## EXERCISE DIRECTIONS
Output every entry exactly, from the first line to the last.

## EXERCISE DATA
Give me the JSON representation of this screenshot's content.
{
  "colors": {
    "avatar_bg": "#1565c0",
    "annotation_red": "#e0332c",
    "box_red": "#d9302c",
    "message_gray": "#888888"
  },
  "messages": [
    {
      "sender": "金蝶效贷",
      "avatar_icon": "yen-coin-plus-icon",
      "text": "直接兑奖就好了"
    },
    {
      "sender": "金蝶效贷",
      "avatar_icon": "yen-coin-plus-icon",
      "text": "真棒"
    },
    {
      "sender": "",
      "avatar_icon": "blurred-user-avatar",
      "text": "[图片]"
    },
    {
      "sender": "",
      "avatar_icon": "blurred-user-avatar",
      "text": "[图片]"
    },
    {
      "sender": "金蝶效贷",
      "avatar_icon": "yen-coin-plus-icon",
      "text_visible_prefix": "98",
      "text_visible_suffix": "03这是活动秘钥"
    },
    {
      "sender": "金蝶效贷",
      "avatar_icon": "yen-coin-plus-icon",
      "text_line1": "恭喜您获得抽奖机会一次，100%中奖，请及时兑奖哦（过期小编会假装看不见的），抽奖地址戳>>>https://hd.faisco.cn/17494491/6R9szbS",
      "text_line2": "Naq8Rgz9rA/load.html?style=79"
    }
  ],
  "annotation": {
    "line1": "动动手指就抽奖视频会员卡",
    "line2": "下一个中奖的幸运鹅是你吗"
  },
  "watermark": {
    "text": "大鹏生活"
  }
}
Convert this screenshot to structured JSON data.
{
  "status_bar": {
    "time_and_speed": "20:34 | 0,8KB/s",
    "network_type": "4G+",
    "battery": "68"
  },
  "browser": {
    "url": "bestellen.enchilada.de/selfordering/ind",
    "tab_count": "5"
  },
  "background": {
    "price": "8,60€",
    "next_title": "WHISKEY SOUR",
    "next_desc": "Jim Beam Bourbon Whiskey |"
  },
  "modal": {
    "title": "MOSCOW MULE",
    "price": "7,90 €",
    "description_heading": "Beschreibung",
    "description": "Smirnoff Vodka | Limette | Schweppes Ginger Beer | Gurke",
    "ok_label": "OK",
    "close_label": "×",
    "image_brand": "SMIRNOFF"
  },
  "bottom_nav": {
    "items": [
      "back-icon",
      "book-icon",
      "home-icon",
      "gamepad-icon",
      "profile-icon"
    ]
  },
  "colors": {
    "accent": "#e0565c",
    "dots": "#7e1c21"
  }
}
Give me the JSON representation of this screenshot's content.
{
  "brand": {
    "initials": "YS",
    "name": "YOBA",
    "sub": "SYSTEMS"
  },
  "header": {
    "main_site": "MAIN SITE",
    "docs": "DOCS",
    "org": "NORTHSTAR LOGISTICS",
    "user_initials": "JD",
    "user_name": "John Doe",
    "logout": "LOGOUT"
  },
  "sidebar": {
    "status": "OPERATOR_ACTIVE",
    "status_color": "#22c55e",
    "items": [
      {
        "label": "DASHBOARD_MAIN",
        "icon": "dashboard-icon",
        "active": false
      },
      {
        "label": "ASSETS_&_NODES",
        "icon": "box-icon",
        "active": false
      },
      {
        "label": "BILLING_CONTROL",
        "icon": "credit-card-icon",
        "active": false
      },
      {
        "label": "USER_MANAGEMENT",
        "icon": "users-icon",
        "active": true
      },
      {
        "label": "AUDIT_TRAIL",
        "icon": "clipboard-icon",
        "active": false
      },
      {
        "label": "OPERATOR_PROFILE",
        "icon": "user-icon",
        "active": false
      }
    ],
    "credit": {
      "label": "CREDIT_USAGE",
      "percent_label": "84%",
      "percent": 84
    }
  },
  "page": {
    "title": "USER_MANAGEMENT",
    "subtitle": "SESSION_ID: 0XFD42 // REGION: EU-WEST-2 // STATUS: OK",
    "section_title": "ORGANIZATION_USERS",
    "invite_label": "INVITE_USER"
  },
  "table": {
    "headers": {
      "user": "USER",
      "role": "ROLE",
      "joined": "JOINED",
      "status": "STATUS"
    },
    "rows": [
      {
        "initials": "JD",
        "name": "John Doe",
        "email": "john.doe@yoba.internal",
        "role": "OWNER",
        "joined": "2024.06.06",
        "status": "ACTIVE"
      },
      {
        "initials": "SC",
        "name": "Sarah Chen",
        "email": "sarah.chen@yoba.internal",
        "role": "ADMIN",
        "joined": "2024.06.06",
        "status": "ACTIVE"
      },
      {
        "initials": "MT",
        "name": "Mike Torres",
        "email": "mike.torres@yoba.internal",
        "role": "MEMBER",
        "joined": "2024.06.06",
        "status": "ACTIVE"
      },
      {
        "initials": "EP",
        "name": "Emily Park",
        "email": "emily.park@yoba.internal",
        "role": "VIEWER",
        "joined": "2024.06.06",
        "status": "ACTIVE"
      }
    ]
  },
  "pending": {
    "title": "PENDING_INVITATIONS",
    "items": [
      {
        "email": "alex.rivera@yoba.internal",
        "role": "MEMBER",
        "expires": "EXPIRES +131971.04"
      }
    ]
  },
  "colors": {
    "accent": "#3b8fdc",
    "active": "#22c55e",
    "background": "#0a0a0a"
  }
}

## ANSWER TO THIS TASK
Give me the JSON representation of this screenshot's content.
{
  "colors": {
    "avatar_bg": "#1565c0",
    "annotation_red": "#e0332c",
    "box_red": "#d9302c",
    "message_gray": "#888888"
  },
  "messages": [
    {
      "sender": "金蝶效贷",
      "avatar_icon": "yen-coin-plus-icon",
      "text": "直接兑奖就好了"
    },
    {
      "sender": "金蝶效贷",
      "avatar_icon": "yen-coin-plus-icon",
      "text": "真棒"
    },
    {
      "sender": "",
      "avatar_icon": "blurred-user-avatar",
      "text": "[图片]"
    },
    {
      "sender": "",
      "avatar_icon": "blurred-user-avatar",
      "text": "[图片]"
    },
    {
      "sender": "金蝶效贷",
      "avatar_icon": "yen-coin-plus-icon",
      "text_visible_prefix": "98",
      "text_visible_suffix": "03这是活动秘钥"
    },
    {
      "sender": "金蝶效贷",
      "avatar_icon": "yen-coin-plus-icon",
      "text_line1": "恭喜您获得抽奖机会一次，100%中奖，请及时兑奖哦（过期小编会假装看不见的），抽奖地址戳>>>https://hd.faisco.cn/17494491/6R9szbS",
      "text_line2": "Naq8Rgz9rA/load.html?style=79"
    }
  ],
  "annotation": {
    "line1": "动动手指就抽奖视频会员卡",
    "line2": "下一个中奖的幸运鹅是你吗"
  },
  "watermark": {
    "text": "大鹏生活"
  }
}
Convert this screenshot to structured JSON data.
{
  "status_bar": {
    "time_and_speed": "20:34 | 0,8KB/s",
    "network_type": "4G+",
    "battery": "68"
  },
  "browser": {
    "url": "bestellen.enchilada.de/selfordering/ind",
    "tab_count": "5"
  },
  "background": {
    "price": "8,60€",
    "next_title": "WHISKEY SOUR",
    "next_desc": "Jim Beam Bourbon Whiskey |"
  },
  "modal": {
    "title": "MOSCOW MULE",
    "price": "7,90 €",
    "description_heading": "Beschreibung",
    "description": "Smirnoff Vodka | Limette | Schweppes Ginger Beer | Gurke",
    "ok_label": "OK",
    "close_label": "×",
    "image_brand": "SMIRNOFF"
  },
  "bottom_nav": {
    "items": [
      "back-icon",
      "book-icon",
      "home-icon",
      "gamepad-icon",
      "profile-icon"
    ]
  },
  "colors": {
    "accent": "#e0565c",
    "dots": "#7e1c21"
  }
}
Give me the JSON representation of this screenshot's content.
{
  "brand": {
    "initials": "YS",
    "name": "YOBA",
    "sub": "SYSTEMS"
  },
  "header": {
    "main_site": "MAIN SITE",
    "docs": "DOCS",
    "org": "NORTHSTAR LOGISTICS",
    "user_initials": "JD",
    "user_name": "John Doe",
    "logout": "LOGOUT"
  },
  "sidebar": {
    "status": "OPERATOR_ACTIVE",
    "status_color": "#22c55e",
    "items": [
      {
        "label": "DASHBOARD_MAIN",
        "icon": "dashboard-icon",
        "active": false
      },
      {
        "label": "ASSETS_&_NODES",
        "icon": "box-icon",
        "active": false
      },
      {
        "label": "BILLING_CONTROL",
        "icon": "credit-card-icon",
        "active": false
      },
      {
        "label": "USER_MANAGEMENT",
        "icon": "users-icon",
        "active": true
      },
      {
        "label": "AUDIT_TRAIL",
        "icon": "clipboard-icon",
        "active": false
      },
      {
        "label": "OPERATOR_PROFILE",
        "icon": "user-icon",
        "active": false
      }
    ],
    "credit": {
      "label": "CREDIT_USAGE",
      "percent_label": "84%",
      "percent": 84
    }
  },
  "page": {
    "title": "USER_MANAGEMENT",
    "subtitle": "SESSION_ID: 0XFD42 // REGION: EU-WEST-2 // STATUS: OK",
    "section_title": "ORGANIZATION_USERS",
    "invite_label": "INVITE_USER"
  },
  "table": {
    "headers": {
      "user": "USER",
      "role": "ROLE",
      "joined": "JOINED",
      "status": "STATUS"
    },
    "rows": [
      {
        "initials": "JD",
        "name": "John Doe",
        "email": "john.doe@yoba.internal",
        "role": "OWNER",
        "joined": "2024.06.06",
        "status": "ACTIVE"
      },
      {
        "initials": "SC",
        "name": "Sarah Chen",
        "email": "sarah.chen@yoba.internal",
        "role": "ADMIN",
        "joined": "2024.06.06",
        "status": "ACTIVE"
      },
      {
        "initials": "MT",
        "name": "Mike Torres",
        "email": "mike.torres@yoba.internal",
        "role": "MEMBER",
        "joined": "2024.06.06",
        "status": "ACTIVE"
      },
      {
        "initials": "EP",
        "name": "Emily Park",
        "email": "emily.park@yoba.internal",
        "role": "VIEWER",
        "joined": "2024.06.06",
        "status": "ACTIVE"
      }
    ]
  },
  "pending": {
    "title": "PENDING_INVITATIONS",
    "items": [
      {
        "email": "alex.rivera@yoba.internal",
        "role": "MEMBER",
        "expires": "EXPIRES +131971.04"
      }
    ]
  },
  "colors": {
    "accent": "#3b8fdc",
    "active": "#22c55e",
    "background": "#0a0a0a"
  }
}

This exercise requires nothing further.